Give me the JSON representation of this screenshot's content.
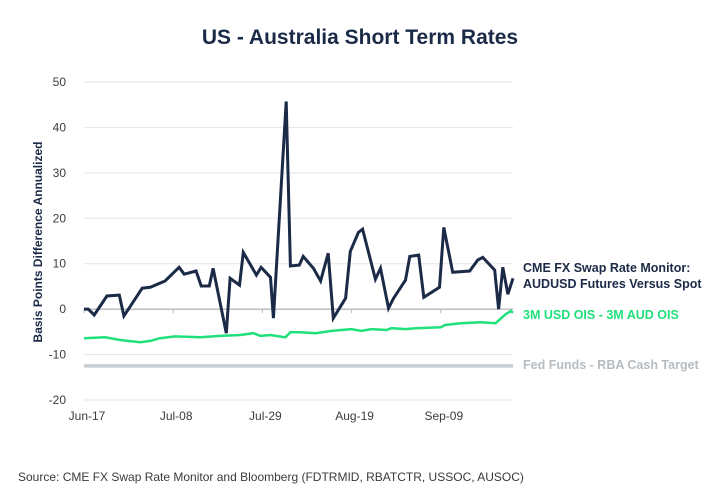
{
  "chart_data": {
    "type": "line",
    "title": "US - Australia Short Term Rates",
    "xlabel": "",
    "ylabel": "Basis Points Difference Annualized",
    "ylim": [
      -20,
      50
    ],
    "yticks": [
      50,
      40,
      30,
      20,
      10,
      0,
      -10,
      -20
    ],
    "x_tick_labels": [
      "Jun-17",
      "Jul-08",
      "Jul-29",
      "Aug-19",
      "Sep-09"
    ],
    "x_tick_days": [
      0,
      21,
      42,
      63,
      84
    ],
    "x_range_days": [
      0,
      101
    ],
    "grid": true,
    "legend_placement": "right, inline at line ends",
    "source": "Source: CME FX Swap Rate Monitor and Bloomberg (FDTRMID, RBATCTR, USSOC, AUSOC)",
    "series": [
      {
        "name": "CME FX Swap Rate Monitor: AUDUSD Futures Versus Spot",
        "legend_lines": [
          "CME FX Swap Rate Monitor:",
          "AUDUSD Futures Versus Spot"
        ],
        "color": "#1b2a47",
        "x_days": [
          0,
          1,
          2.4,
          5.4,
          8.3,
          9.4,
          13.7,
          15.6,
          19.1,
          22.4,
          23.6,
          26.4,
          27.6,
          29.5,
          30.4,
          33.5,
          34.4,
          36.6,
          37.5,
          40.6,
          41.7,
          43.9,
          44.6,
          47.6,
          48.6,
          50.7,
          51.6,
          54,
          55.7,
          57.5,
          58.7,
          61.6,
          62.7,
          64.6,
          65.6,
          68.6,
          69.8,
          71.7,
          72.9,
          75.7,
          76.7,
          78.8,
          80,
          83.7,
          84.7,
          86.8,
          90.8,
          92.7,
          93.9,
          96.7,
          97.6,
          98.6,
          99.8,
          101
        ],
        "values": [
          0,
          0,
          -1.3,
          2.9,
          3.1,
          -1.5,
          4.6,
          4.8,
          6.2,
          9.2,
          7.7,
          8.4,
          5.1,
          5.1,
          9.0,
          -5.3,
          6.8,
          5.3,
          12.5,
          7.5,
          9.2,
          7.0,
          -2.0,
          45.7,
          9.5,
          9.7,
          11.6,
          9.0,
          6.2,
          12.3,
          -2.0,
          2.4,
          12.7,
          16.9,
          17.6,
          6.6,
          9.0,
          0.2,
          2.4,
          6.4,
          11.6,
          11.9,
          2.6,
          4.8,
          18.0,
          8.1,
          8.4,
          10.8,
          11.4,
          8.6,
          0,
          9.2,
          3.3,
          6.8
        ]
      },
      {
        "name": "3M USD OIS - 3M AUD OIS",
        "legend_lines": [
          "3M USD OIS - 3M AUD OIS"
        ],
        "color": "#1fe07a",
        "x_days": [
          0,
          5,
          8.5,
          13.2,
          15.6,
          17.9,
          21.5,
          27.4,
          32.1,
          36.8,
          39.9,
          41.5,
          43.9,
          47.4,
          48.6,
          51,
          54.5,
          58.3,
          62.9,
          65.3,
          67.7,
          71.2,
          72.4,
          75.7,
          78.1,
          84,
          85,
          88.7,
          93.4,
          96.9,
          99.3,
          100.5,
          101
        ],
        "values": [
          -6.4,
          -6.2,
          -6.8,
          -7.3,
          -7.0,
          -6.4,
          -6.0,
          -6.2,
          -5.9,
          -5.7,
          -5.3,
          -5.9,
          -5.7,
          -6.2,
          -5.1,
          -5.1,
          -5.3,
          -4.8,
          -4.4,
          -4.8,
          -4.4,
          -4.6,
          -4.2,
          -4.4,
          -4.2,
          -4.0,
          -3.5,
          -3.1,
          -2.9,
          -3.1,
          -1.1,
          -0.4,
          -0.8
        ]
      },
      {
        "name": "Fed Funds - RBA Cash Target",
        "legend_lines": [
          "Fed Funds - RBA Cash Target"
        ],
        "color": "#c8cdd1",
        "x_days": [
          0,
          101
        ],
        "values": [
          -12.5,
          -12.5
        ]
      }
    ]
  }
}
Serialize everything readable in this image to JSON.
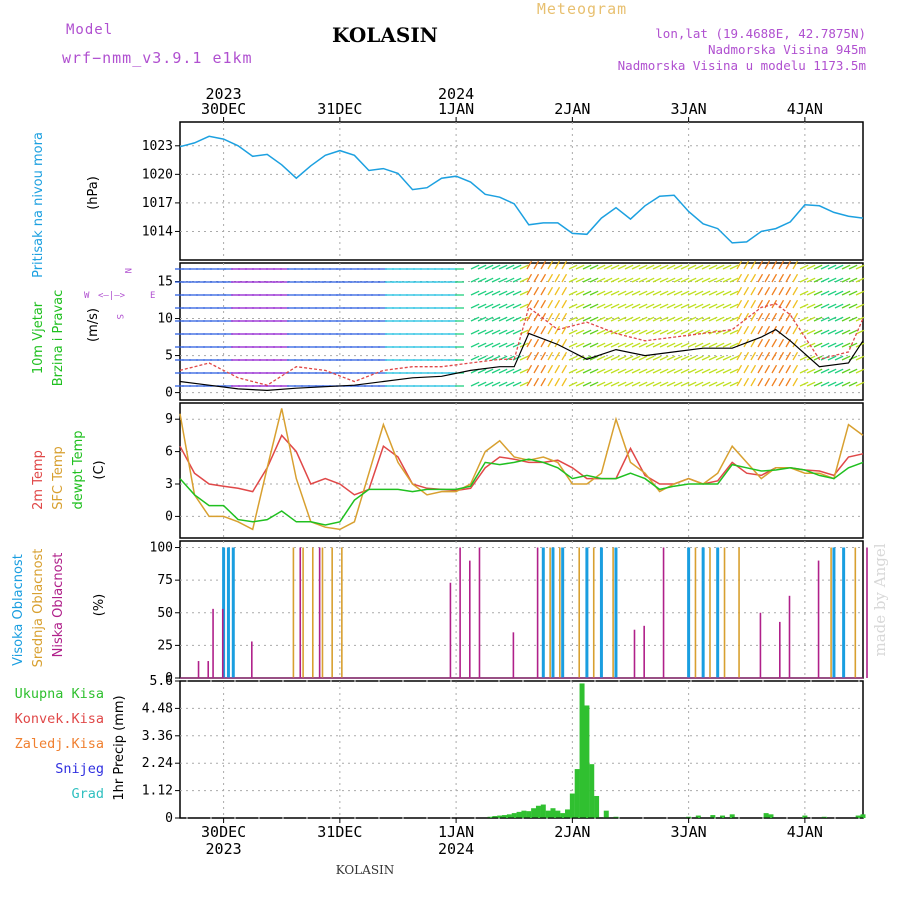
{
  "header": {
    "model_label": "Model",
    "model_name": "wrf−nmm_v3.9.1  e1km",
    "title": "KOLASIN",
    "product": "Meteogram",
    "lonlat": "lon,lat (19.4688E, 42.7875N)",
    "altitude": "Nadmorska Visina 945m",
    "model_altitude": "Nadmorska Visina u modelu 1173.5m"
  },
  "footer_label": "KOLASIN",
  "watermark": "made by Angel",
  "x_axis": {
    "start": "2023-12-29T15:00",
    "end": "2024-01-04T12:00",
    "ticks_top": [
      {
        "date": "2023-12-30T00:00",
        "day": "30DEC",
        "year": "2023"
      },
      {
        "date": "2023-12-31T00:00",
        "day": "31DEC",
        "year": ""
      },
      {
        "date": "2024-01-01T00:00",
        "day": "1JAN",
        "year": "2024"
      },
      {
        "date": "2024-01-02T00:00",
        "day": "2JAN",
        "year": ""
      },
      {
        "date": "2024-01-03T00:00",
        "day": "3JAN",
        "year": ""
      },
      {
        "date": "2024-01-04T00:00",
        "day": "4JAN",
        "year": ""
      }
    ]
  },
  "colors": {
    "pressure": "#1ca0e0",
    "t2m": "#e04848",
    "sfc": "#d8a030",
    "dew": "#20c020",
    "wind_speed": "#000000",
    "wind_gust": "#e04848",
    "precip": "#30c030",
    "cloud_high": "#1a9ee0",
    "cloud_mid": "#d8a030",
    "cloud_low": "#b0208a",
    "grid": "#aaaaaa",
    "header_magenta": "#b050d0",
    "header_orange": "#e8c070",
    "legend_green": "#30c030",
    "legend_red": "#e04848",
    "legend_orange": "#f08030",
    "legend_blue": "#3030e0",
    "legend_teal": "#30c0c0",
    "title": "#000000"
  },
  "chart_data": [
    {
      "type": "line",
      "panel": "pressure",
      "ylabel_parts": [
        "Pritisak na nivou mora",
        "(hPa)"
      ],
      "ylim": [
        1011,
        1025.5
      ],
      "yticks": [
        1014,
        1017,
        1020,
        1023
      ],
      "grid": true,
      "series": [
        {
          "color": "#1ca0e0",
          "x": [
            "2023-12-29T15:00",
            "2023-12-29T18:00",
            "2023-12-29T21:00",
            "2023-12-30T00:00",
            "2023-12-30T03:00",
            "2023-12-30T06:00",
            "2023-12-30T09:00",
            "2023-12-30T12:00",
            "2023-12-30T15:00",
            "2023-12-30T18:00",
            "2023-12-30T21:00",
            "2023-12-31T00:00",
            "2023-12-31T03:00",
            "2023-12-31T06:00",
            "2023-12-31T09:00",
            "2023-12-31T12:00",
            "2023-12-31T15:00",
            "2023-12-31T18:00",
            "2023-12-31T21:00",
            "2024-01-01T00:00",
            "2024-01-01T03:00",
            "2024-01-01T06:00",
            "2024-01-01T09:00",
            "2024-01-01T12:00",
            "2024-01-01T15:00",
            "2024-01-01T18:00",
            "2024-01-01T21:00",
            "2024-01-02T00:00",
            "2024-01-02T03:00",
            "2024-01-02T06:00",
            "2024-01-02T09:00",
            "2024-01-02T12:00",
            "2024-01-02T15:00",
            "2024-01-02T18:00",
            "2024-01-02T21:00",
            "2024-01-03T00:00",
            "2024-01-03T03:00",
            "2024-01-03T06:00",
            "2024-01-03T09:00",
            "2024-01-03T12:00",
            "2024-01-03T15:00",
            "2024-01-03T18:00",
            "2024-01-03T21:00",
            "2024-01-04T00:00",
            "2024-01-04T03:00",
            "2024-01-04T06:00",
            "2024-01-04T09:00",
            "2024-01-04T12:00"
          ],
          "values": [
            1022.9,
            1023.3,
            1024.0,
            1023.7,
            1023.0,
            1021.9,
            1022.1,
            1021.0,
            1019.6,
            1020.9,
            1022.0,
            1022.5,
            1022.0,
            1020.4,
            1020.6,
            1020.1,
            1018.4,
            1018.6,
            1019.6,
            1019.8,
            1019.2,
            1017.9,
            1017.6,
            1016.9,
            1014.7,
            1014.9,
            1014.9,
            1013.8,
            1013.7,
            1015.4,
            1016.5,
            1015.3,
            1016.7,
            1017.7,
            1017.8,
            1016.1,
            1014.8,
            1014.3,
            1012.8,
            1012.9,
            1014.0,
            1014.3,
            1015.0,
            1016.8,
            1016.7,
            1016.0,
            1015.6,
            1015.4
          ]
        }
      ]
    },
    {
      "type": "line",
      "panel": "wind",
      "ylabel_parts": [
        "10m Vjetar",
        "Brzina i Pravac",
        "(m/s)"
      ],
      "compass": [
        "N",
        "W",
        "E",
        "S"
      ],
      "ylim": [
        -1,
        17.5
      ],
      "yticks": [
        0,
        5,
        10,
        15
      ],
      "grid": true,
      "series": [
        {
          "role": "speed",
          "color": "#000000",
          "x": [
            "2023-12-29T15:00",
            "2023-12-29T21:00",
            "2023-12-30T03:00",
            "2023-12-30T09:00",
            "2023-12-30T15:00",
            "2023-12-30T21:00",
            "2023-12-31T03:00",
            "2023-12-31T09:00",
            "2023-12-31T15:00",
            "2023-12-31T21:00",
            "2024-01-01T03:00",
            "2024-01-01T09:00",
            "2024-01-01T12:00",
            "2024-01-01T15:00",
            "2024-01-01T21:00",
            "2024-01-02T03:00",
            "2024-01-02T09:00",
            "2024-01-02T15:00",
            "2024-01-02T21:00",
            "2024-01-03T03:00",
            "2024-01-03T09:00",
            "2024-01-03T15:00",
            "2024-01-03T18:00",
            "2024-01-03T21:00",
            "2024-01-04T03:00",
            "2024-01-04T09:00",
            "2024-01-04T12:00"
          ],
          "values": [
            1.5,
            1.0,
            0.5,
            0.3,
            0.6,
            0.8,
            1.0,
            1.5,
            2.0,
            2.2,
            3.0,
            3.5,
            3.5,
            8.0,
            6.5,
            4.5,
            5.8,
            5.0,
            5.5,
            6.0,
            6.0,
            7.5,
            8.5,
            7.0,
            3.5,
            4.0,
            7.0
          ]
        },
        {
          "role": "gust",
          "color": "#e04848",
          "x": [
            "2023-12-29T15:00",
            "2023-12-29T21:00",
            "2023-12-30T03:00",
            "2023-12-30T09:00",
            "2023-12-30T15:00",
            "2023-12-30T21:00",
            "2023-12-31T03:00",
            "2023-12-31T09:00",
            "2023-12-31T15:00",
            "2023-12-31T21:00",
            "2024-01-01T03:00",
            "2024-01-01T09:00",
            "2024-01-01T12:00",
            "2024-01-01T15:00",
            "2024-01-01T21:00",
            "2024-01-02T03:00",
            "2024-01-02T09:00",
            "2024-01-02T15:00",
            "2024-01-02T21:00",
            "2024-01-03T03:00",
            "2024-01-03T09:00",
            "2024-01-03T15:00",
            "2024-01-03T18:00",
            "2024-01-03T21:00",
            "2024-01-04T03:00",
            "2024-01-04T09:00",
            "2024-01-04T12:00"
          ],
          "values": [
            3.0,
            4.0,
            2.0,
            1.0,
            3.5,
            3.0,
            1.5,
            3.0,
            3.5,
            3.5,
            4.0,
            4.5,
            4.5,
            11.5,
            8.5,
            9.5,
            8.0,
            7.0,
            7.5,
            8.0,
            8.5,
            11.5,
            12.0,
            10.5,
            4.5,
            5.5,
            10.0
          ]
        }
      ]
    },
    {
      "type": "line",
      "panel": "temperature",
      "ylabel_parts": [
        "2m Temp",
        "SFC Temp",
        "dewpt Temp",
        "(C)"
      ],
      "ylim": [
        -2,
        10.5
      ],
      "yticks": [
        0,
        3,
        6,
        9
      ],
      "grid": true,
      "x": [
        "2023-12-29T15:00",
        "2023-12-29T18:00",
        "2023-12-29T21:00",
        "2023-12-30T00:00",
        "2023-12-30T03:00",
        "2023-12-30T06:00",
        "2023-12-30T09:00",
        "2023-12-30T12:00",
        "2023-12-30T15:00",
        "2023-12-30T18:00",
        "2023-12-30T21:00",
        "2023-12-31T00:00",
        "2023-12-31T03:00",
        "2023-12-31T06:00",
        "2023-12-31T09:00",
        "2023-12-31T12:00",
        "2023-12-31T15:00",
        "2023-12-31T18:00",
        "2023-12-31T21:00",
        "2024-01-01T00:00",
        "2024-01-01T03:00",
        "2024-01-01T06:00",
        "2024-01-01T09:00",
        "2024-01-01T12:00",
        "2024-01-01T15:00",
        "2024-01-01T18:00",
        "2024-01-01T21:00",
        "2024-01-02T00:00",
        "2024-01-02T03:00",
        "2024-01-02T06:00",
        "2024-01-02T09:00",
        "2024-01-02T12:00",
        "2024-01-02T15:00",
        "2024-01-02T18:00",
        "2024-01-02T21:00",
        "2024-01-03T00:00",
        "2024-01-03T03:00",
        "2024-01-03T06:00",
        "2024-01-03T09:00",
        "2024-01-03T12:00",
        "2024-01-03T15:00",
        "2024-01-03T18:00",
        "2024-01-03T21:00",
        "2024-01-04T00:00",
        "2024-01-04T03:00",
        "2024-01-04T06:00",
        "2024-01-04T09:00",
        "2024-01-04T12:00"
      ],
      "series": [
        {
          "color": "#e04848",
          "values": [
            6.5,
            4.0,
            3.0,
            2.8,
            2.6,
            2.3,
            4.5,
            7.5,
            6.0,
            3.0,
            3.5,
            3.0,
            2.0,
            2.5,
            6.5,
            5.5,
            3.0,
            2.6,
            2.5,
            2.4,
            2.6,
            4.5,
            5.5,
            5.3,
            5.0,
            5.0,
            5.2,
            4.5,
            3.5,
            3.5,
            3.5,
            6.3,
            3.8,
            3.0,
            3.0,
            3.5,
            3.0,
            3.3,
            5.0,
            4.0,
            3.8,
            4.5,
            4.5,
            4.3,
            4.2,
            3.8,
            5.5,
            5.8
          ]
        },
        {
          "color": "#d8a030",
          "values": [
            9.5,
            2.0,
            0.0,
            0.0,
            -0.5,
            -1.2,
            4.5,
            10.0,
            3.5,
            -0.5,
            -1.0,
            -1.2,
            -0.5,
            4.0,
            8.5,
            5.0,
            3.0,
            2.0,
            2.3,
            2.3,
            3.0,
            6.0,
            7.0,
            5.5,
            5.2,
            5.5,
            5.0,
            3.0,
            3.0,
            4.0,
            9.0,
            5.0,
            4.0,
            2.3,
            3.0,
            3.5,
            3.0,
            4.0,
            6.5,
            5.0,
            3.5,
            4.5,
            4.5,
            4.0,
            4.0,
            3.5,
            8.5,
            7.5
          ]
        },
        {
          "color": "#20c020",
          "values": [
            3.5,
            2.0,
            1.0,
            1.0,
            -0.3,
            -0.5,
            -0.3,
            0.5,
            -0.5,
            -0.5,
            -0.8,
            -0.5,
            1.5,
            2.5,
            2.5,
            2.5,
            2.3,
            2.5,
            2.5,
            2.5,
            2.8,
            5.0,
            4.8,
            5.0,
            5.3,
            5.0,
            4.5,
            3.5,
            3.8,
            3.5,
            3.5,
            4.0,
            3.5,
            2.5,
            2.8,
            3.0,
            3.0,
            3.0,
            4.8,
            4.5,
            4.2,
            4.3,
            4.5,
            4.3,
            3.8,
            3.5,
            4.5,
            5.0
          ]
        }
      ]
    },
    {
      "type": "bar",
      "panel": "clouds",
      "ylabel_parts": [
        "Visoka Oblacnost",
        "Srednja Oblacnost",
        "Niska Oblacnost",
        "(%)"
      ],
      "ylim": [
        0,
        105
      ],
      "yticks": [
        0,
        25,
        50,
        75,
        100
      ],
      "grid": true,
      "series": [
        {
          "name": "Visoka Oblacnost",
          "color": "#1a9ee0",
          "x": [
            "2023-12-30T00:00",
            "2023-12-30T01:00",
            "2023-12-30T02:00",
            "2024-01-01T18:00",
            "2024-01-01T20:00",
            "2024-01-01T22:00",
            "2024-01-02T03:00",
            "2024-01-02T06:00",
            "2024-01-02T09:00",
            "2024-01-03T00:00",
            "2024-01-03T03:00",
            "2024-01-03T06:00",
            "2024-01-04T06:00",
            "2024-01-04T08:00"
          ],
          "values": [
            100,
            100,
            100,
            100,
            100,
            100,
            100,
            100,
            100,
            100,
            100,
            100,
            100,
            100
          ]
        },
        {
          "name": "Srednja Oblacnost",
          "color": "#d8a030",
          "x": [
            "2023-12-30T14:00",
            "2023-12-30T16:00",
            "2023-12-30T18:00",
            "2023-12-30T20:00",
            "2023-12-30T22:00",
            "2023-12-31T00:00",
            "2024-01-01T19:00",
            "2024-01-01T21:00",
            "2024-01-02T01:00",
            "2024-01-02T04:00",
            "2024-01-02T08:00",
            "2024-01-03T01:00",
            "2024-01-03T04:00",
            "2024-01-03T07:00",
            "2024-01-03T10:00",
            "2024-01-04T05:00",
            "2024-01-04T10:00"
          ],
          "values": [
            100,
            100,
            100,
            100,
            100,
            100,
            100,
            100,
            100,
            100,
            100,
            100,
            100,
            100,
            100,
            100,
            100
          ]
        },
        {
          "name": "Niska Oblacnost",
          "color": "#b0208a",
          "x": [
            "2023-12-29T18:00",
            "2023-12-29T20:00",
            "2023-12-29T21:00",
            "2023-12-29T23:00",
            "2023-12-30T05:00",
            "2023-12-30T15:00",
            "2023-12-30T19:00",
            "2023-12-31T22:00",
            "2024-01-01T00:00",
            "2024-01-01T02:00",
            "2024-01-01T04:00",
            "2024-01-01T11:00",
            "2024-01-01T16:00",
            "2024-01-02T12:00",
            "2024-01-02T14:00",
            "2024-01-02T18:00",
            "2024-01-03T14:00",
            "2024-01-03T18:00",
            "2024-01-03T20:00",
            "2024-01-04T02:00",
            "2024-01-04T12:00"
          ],
          "values": [
            13,
            13,
            53,
            53,
            28,
            100,
            100,
            73,
            100,
            90,
            100,
            35,
            100,
            37,
            40,
            100,
            50,
            43,
            63,
            90,
            100
          ]
        }
      ]
    },
    {
      "type": "bar",
      "panel": "precipitation",
      "ylabel": "1hr Precip (mm)",
      "legend": [
        "Ukupna  Kisa",
        "Konvek.Kisa",
        "Zaledj.Kisa",
        "Snijeg",
        "Grad"
      ],
      "ylim": [
        0,
        5.6
      ],
      "yticks": [
        0,
        1.12,
        2.24,
        3.36,
        4.48,
        5.6
      ],
      "ytick_labels": [
        "0",
        "1.12",
        "2.24",
        "3.36",
        "4.48",
        "5.6"
      ],
      "grid": true,
      "series": [
        {
          "name": "Ukupna  Kisa",
          "color": "#30c030",
          "x": [
            "2024-01-01T07:00",
            "2024-01-01T08:00",
            "2024-01-01T09:00",
            "2024-01-01T10:00",
            "2024-01-01T11:00",
            "2024-01-01T12:00",
            "2024-01-01T13:00",
            "2024-01-01T14:00",
            "2024-01-01T15:00",
            "2024-01-01T16:00",
            "2024-01-01T17:00",
            "2024-01-01T18:00",
            "2024-01-01T19:00",
            "2024-01-01T20:00",
            "2024-01-01T21:00",
            "2024-01-01T22:00",
            "2024-01-01T23:00",
            "2024-01-02T00:00",
            "2024-01-02T01:00",
            "2024-01-02T02:00",
            "2024-01-02T03:00",
            "2024-01-02T04:00",
            "2024-01-02T05:00",
            "2024-01-02T07:00",
            "2024-01-02T09:00",
            "2024-01-03T00:00",
            "2024-01-03T02:00",
            "2024-01-03T05:00",
            "2024-01-03T07:00",
            "2024-01-03T09:00",
            "2024-01-03T16:00",
            "2024-01-03T17:00",
            "2024-01-04T00:00",
            "2024-01-04T04:00",
            "2024-01-04T11:00",
            "2024-01-04T12:00"
          ],
          "values": [
            0.05,
            0.08,
            0.1,
            0.12,
            0.15,
            0.2,
            0.25,
            0.3,
            0.28,
            0.4,
            0.5,
            0.55,
            0.3,
            0.4,
            0.3,
            0.2,
            0.35,
            1.0,
            2.0,
            5.5,
            4.6,
            2.2,
            0.9,
            0.3,
            0.05,
            0.05,
            0.1,
            0.12,
            0.1,
            0.15,
            0.2,
            0.15,
            0.1,
            0.05,
            0.1,
            0.15
          ]
        }
      ]
    }
  ]
}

★ ★ ★ ★ ★

- DIRECTIONS FOR THIS TASK -
Return each line of the listing that holds the string "JSON".

- RESULT FOR THIS TASK -
Give me the JSON representation of this screenshot's content.
Serialize everything readable in this image to JSON.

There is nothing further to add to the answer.